# TASK DETAILS
Transcribe the material exactly. Images do not belong in the copy.

[Dataset items]

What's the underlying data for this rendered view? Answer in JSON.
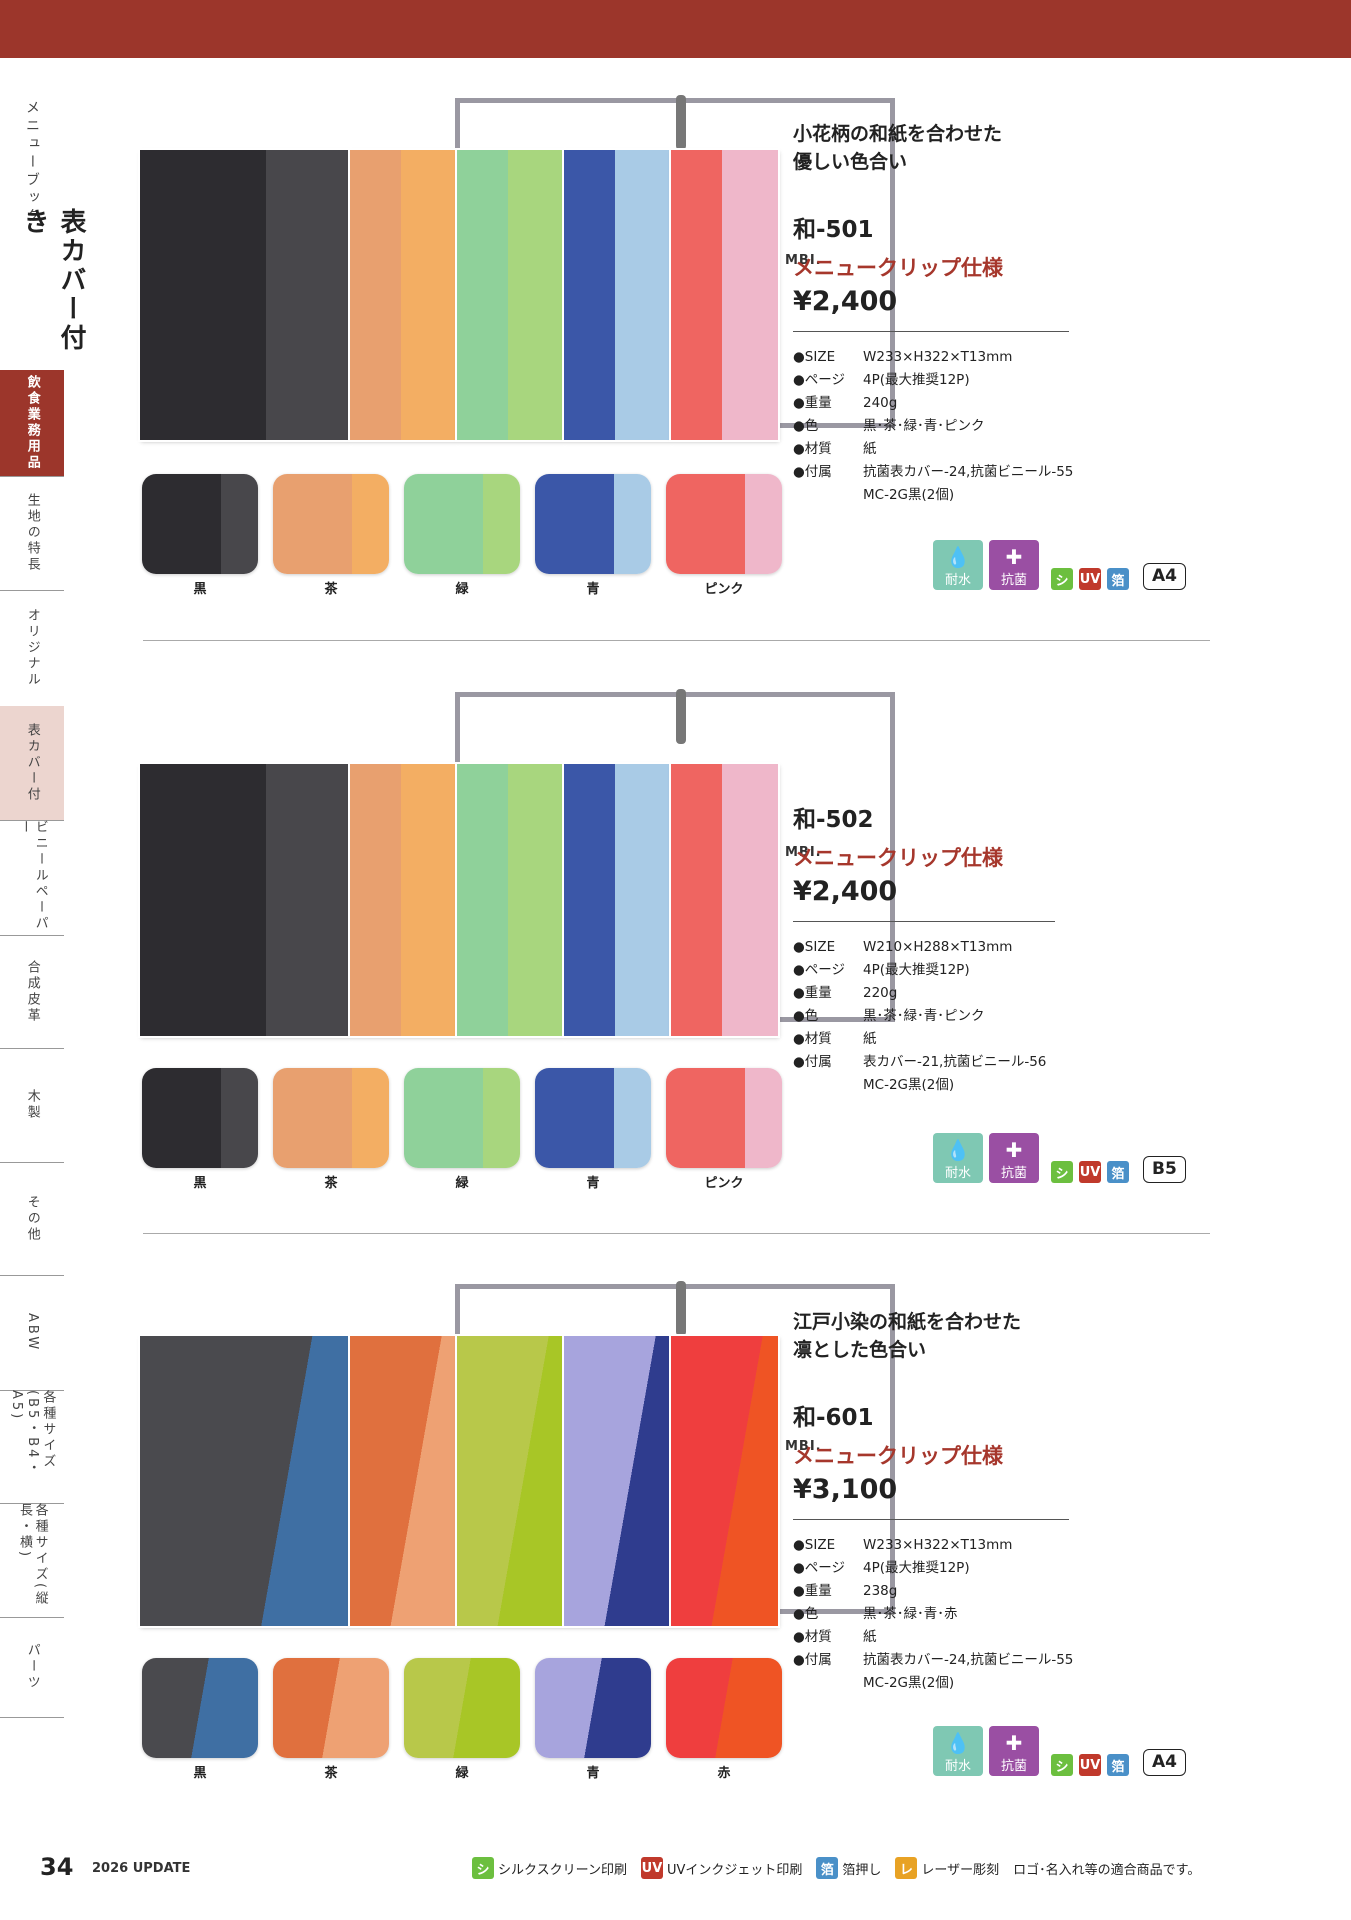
{
  "sidebar": {
    "section_small": "メニューブック",
    "section_big": "表カバー付き",
    "tabs": [
      {
        "label": "飲食業務用品",
        "state": "red"
      },
      {
        "label": "生地の特長",
        "state": "none"
      },
      {
        "label": "オリジナル",
        "state": "none"
      },
      {
        "label": "表カバー付",
        "state": "pink"
      },
      {
        "label": "ビニールペーパー",
        "state": "none"
      },
      {
        "label": "合成皮革",
        "state": "none"
      },
      {
        "label": "木製",
        "state": "none"
      },
      {
        "label": "その他",
        "state": "none"
      },
      {
        "label": "ABW",
        "state": "none"
      },
      {
        "label": "各種サイズ(B5・B4・A5)",
        "state": "none"
      },
      {
        "label": "各種サイズ(縦長・横)",
        "state": "none"
      },
      {
        "label": "パーツ",
        "state": "none"
      }
    ]
  },
  "binder_logo": "MBI.",
  "products": [
    {
      "tagline1": "小花柄の和紙を合わせた",
      "tagline2": "優しい色合い",
      "model": "和-501",
      "spec_type": "メニュークリップ仕様",
      "price": "¥2,400",
      "specs": [
        {
          "k": "●SIZE",
          "v": "W233×H322×T13mm"
        },
        {
          "k": "●ページ",
          "v": "4P(最大推奨12P)"
        },
        {
          "k": "●重量",
          "v": "240g"
        },
        {
          "k": "●色",
          "v": "黒･茶･緑･青･ピンク"
        },
        {
          "k": "●材質",
          "v": "紙"
        },
        {
          "k": "●付属",
          "v": "抗菌表カバー-24,抗菌ビニール-55"
        },
        {
          "k": "",
          "v": "MC-2G黒(2個)"
        }
      ],
      "size_badge": "A4",
      "colors": [
        {
          "name": "黒",
          "a": "#2d2c30",
          "b": "#48474b"
        },
        {
          "name": "茶",
          "a": "#e8a06f",
          "b": "#f3ae63"
        },
        {
          "name": "緑",
          "a": "#8fd19a",
          "b": "#a8d67e"
        },
        {
          "name": "青",
          "a": "#3b57a8",
          "b": "#a9cbe6"
        },
        {
          "name": "ピンク",
          "a": "#ef6561",
          "b": "#efb7ca"
        }
      ]
    },
    {
      "tagline1": "",
      "tagline2": "",
      "model": "和-502",
      "spec_type": "メニュークリップ仕様",
      "price": "¥2,400",
      "specs": [
        {
          "k": "●SIZE",
          "v": "W210×H288×T13mm"
        },
        {
          "k": "●ページ",
          "v": "4P(最大推奨12P)"
        },
        {
          "k": "●重量",
          "v": "220g"
        },
        {
          "k": "●色",
          "v": "黒･茶･緑･青･ピンク"
        },
        {
          "k": "●材質",
          "v": "紙"
        },
        {
          "k": "●付属",
          "v": "表カバー-21,抗菌ビニール-56"
        },
        {
          "k": "",
          "v": "MC-2G黒(2個)"
        }
      ],
      "size_badge": "B5",
      "colors": [
        {
          "name": "黒",
          "a": "#2d2c30",
          "b": "#48474b"
        },
        {
          "name": "茶",
          "a": "#e8a06f",
          "b": "#f3ae63"
        },
        {
          "name": "緑",
          "a": "#8fd19a",
          "b": "#a8d67e"
        },
        {
          "name": "青",
          "a": "#3b57a8",
          "b": "#a9cbe6"
        },
        {
          "name": "ピンク",
          "a": "#ef6561",
          "b": "#efb7ca"
        }
      ]
    },
    {
      "tagline1": "江戸小染の和紙を合わせた",
      "tagline2": "凛とした色合い",
      "model": "和-601",
      "spec_type": "メニュークリップ仕様",
      "price": "¥3,100",
      "specs": [
        {
          "k": "●SIZE",
          "v": "W233×H322×T13mm"
        },
        {
          "k": "●ページ",
          "v": "4P(最大推奨12P)"
        },
        {
          "k": "●重量",
          "v": "238g"
        },
        {
          "k": "●色",
          "v": "黒･茶･緑･青･赤"
        },
        {
          "k": "●材質",
          "v": "紙"
        },
        {
          "k": "●付属",
          "v": "抗菌表カバー-24,抗菌ビニール-55"
        },
        {
          "k": "",
          "v": "MC-2G黒(2個)"
        }
      ],
      "size_badge": "A4",
      "colors": [
        {
          "name": "黒",
          "a": "#4a4a4e",
          "b": "#3f6fa3"
        },
        {
          "name": "茶",
          "a": "#e0703e",
          "b": "#eea173"
        },
        {
          "name": "緑",
          "a": "#b8c84a",
          "b": "#a8c626"
        },
        {
          "name": "青",
          "a": "#a7a4dd",
          "b": "#2f3c8e"
        },
        {
          "name": "赤",
          "a": "#ef3e3e",
          "b": "#ef5424"
        }
      ]
    }
  ],
  "badges": {
    "water": "耐水",
    "antibac": "抗菌",
    "silk": "シ",
    "uv": "UV",
    "foil": "箔",
    "laser": "レ",
    "water_color": "#7fc8b3",
    "antibac_color": "#9a4fa3",
    "silk_color": "#6cbf3f",
    "uv_color": "#c0392b",
    "foil_color": "#4a90c8",
    "laser_color": "#e8a224"
  },
  "footer": {
    "page_number": "34",
    "update": "2026 UPDATE",
    "legend_silk": "シルクスクリーン印刷",
    "legend_uv": "UVインクジェット印刷",
    "legend_foil": "箔押し",
    "legend_laser": "レーザー彫刻",
    "legend_note": "ロゴ･名入れ等の適合商品です。"
  }
}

# REPLY TO THE TASK
What's the underlying data for this rendered view? Answer in JSON.
{
  "sidebar": {
    "section_small": "メニューブック",
    "section_big": "表カバー付き",
    "tabs": [
      {
        "label": "飲食業務用品",
        "state": "red"
      },
      {
        "label": "生地の特長",
        "state": "none"
      },
      {
        "label": "オリジナル",
        "state": "none"
      },
      {
        "label": "表カバー付",
        "state": "pink"
      },
      {
        "label": "ビニールペーパー",
        "state": "none"
      },
      {
        "label": "合成皮革",
        "state": "none"
      },
      {
        "label": "木製",
        "state": "none"
      },
      {
        "label": "その他",
        "state": "none"
      },
      {
        "label": "ABW",
        "state": "none"
      },
      {
        "label": "各種サイズ(B5・B4・A5)",
        "state": "none"
      },
      {
        "label": "各種サイズ(縦長・横)",
        "state": "none"
      },
      {
        "label": "パーツ",
        "state": "none"
      }
    ]
  },
  "binder_logo": "MBI.",
  "products": [
    {
      "tagline1": "小花柄の和紙を合わせた",
      "tagline2": "優しい色合い",
      "model": "和-501",
      "spec_type": "メニュークリップ仕様",
      "price": "¥2,400",
      "specs": [
        {
          "k": "●SIZE",
          "v": "W233×H322×T13mm"
        },
        {
          "k": "●ページ",
          "v": "4P(最大推奨12P)"
        },
        {
          "k": "●重量",
          "v": "240g"
        },
        {
          "k": "●色",
          "v": "黒･茶･緑･青･ピンク"
        },
        {
          "k": "●材質",
          "v": "紙"
        },
        {
          "k": "●付属",
          "v": "抗菌表カバー-24,抗菌ビニール-55"
        },
        {
          "k": "",
          "v": "MC-2G黒(2個)"
        }
      ],
      "size_badge": "A4",
      "colors": [
        {
          "name": "黒",
          "a": "#2d2c30",
          "b": "#48474b"
        },
        {
          "name": "茶",
          "a": "#e8a06f",
          "b": "#f3ae63"
        },
        {
          "name": "緑",
          "a": "#8fd19a",
          "b": "#a8d67e"
        },
        {
          "name": "青",
          "a": "#3b57a8",
          "b": "#a9cbe6"
        },
        {
          "name": "ピンク",
          "a": "#ef6561",
          "b": "#efb7ca"
        }
      ]
    },
    {
      "tagline1": "",
      "tagline2": "",
      "model": "和-502",
      "spec_type": "メニュークリップ仕様",
      "price": "¥2,400",
      "specs": [
        {
          "k": "●SIZE",
          "v": "W210×H288×T13mm"
        },
        {
          "k": "●ページ",
          "v": "4P(最大推奨12P)"
        },
        {
          "k": "●重量",
          "v": "220g"
        },
        {
          "k": "●色",
          "v": "黒･茶･緑･青･ピンク"
        },
        {
          "k": "●材質",
          "v": "紙"
        },
        {
          "k": "●付属",
          "v": "表カバー-21,抗菌ビニール-56"
        },
        {
          "k": "",
          "v": "MC-2G黒(2個)"
        }
      ],
      "size_badge": "B5",
      "colors": [
        {
          "name": "黒",
          "a": "#2d2c30",
          "b": "#48474b"
        },
        {
          "name": "茶",
          "a": "#e8a06f",
          "b": "#f3ae63"
        },
        {
          "name": "緑",
          "a": "#8fd19a",
          "b": "#a8d67e"
        },
        {
          "name": "青",
          "a": "#3b57a8",
          "b": "#a9cbe6"
        },
        {
          "name": "ピンク",
          "a": "#ef6561",
          "b": "#efb7ca"
        }
      ]
    },
    {
      "tagline1": "江戸小染の和紙を合わせた",
      "tagline2": "凛とした色合い",
      "model": "和-601",
      "spec_type": "メニュークリップ仕様",
      "price": "¥3,100",
      "specs": [
        {
          "k": "●SIZE",
          "v": "W233×H322×T13mm"
        },
        {
          "k": "●ページ",
          "v": "4P(最大推奨12P)"
        },
        {
          "k": "●重量",
          "v": "238g"
        },
        {
          "k": "●色",
          "v": "黒･茶･緑･青･赤"
        },
        {
          "k": "●材質",
          "v": "紙"
        },
        {
          "k": "●付属",
          "v": "抗菌表カバー-24,抗菌ビニール-55"
        },
        {
          "k": "",
          "v": "MC-2G黒(2個)"
        }
      ],
      "size_badge": "A4",
      "colors": [
        {
          "name": "黒",
          "a": "#4a4a4e",
          "b": "#3f6fa3"
        },
        {
          "name": "茶",
          "a": "#e0703e",
          "b": "#eea173"
        },
        {
          "name": "緑",
          "a": "#b8c84a",
          "b": "#a8c626"
        },
        {
          "name": "青",
          "a": "#a7a4dd",
          "b": "#2f3c8e"
        },
        {
          "name": "赤",
          "a": "#ef3e3e",
          "b": "#ef5424"
        }
      ]
    }
  ],
  "badges": {
    "water": "耐水",
    "antibac": "抗菌",
    "silk": "シ",
    "uv": "UV",
    "foil": "箔",
    "laser": "レ",
    "water_color": "#7fc8b3",
    "antibac_color": "#9a4fa3",
    "silk_color": "#6cbf3f",
    "uv_color": "#c0392b",
    "foil_color": "#4a90c8",
    "laser_color": "#e8a224"
  },
  "footer": {
    "page_number": "34",
    "update": "2026 UPDATE",
    "legend_silk": "シルクスクリーン印刷",
    "legend_uv": "UVインクジェット印刷",
    "legend_foil": "箔押し",
    "legend_laser": "レーザー彫刻",
    "legend_note": "ロゴ･名入れ等の適合商品です。"
  }
}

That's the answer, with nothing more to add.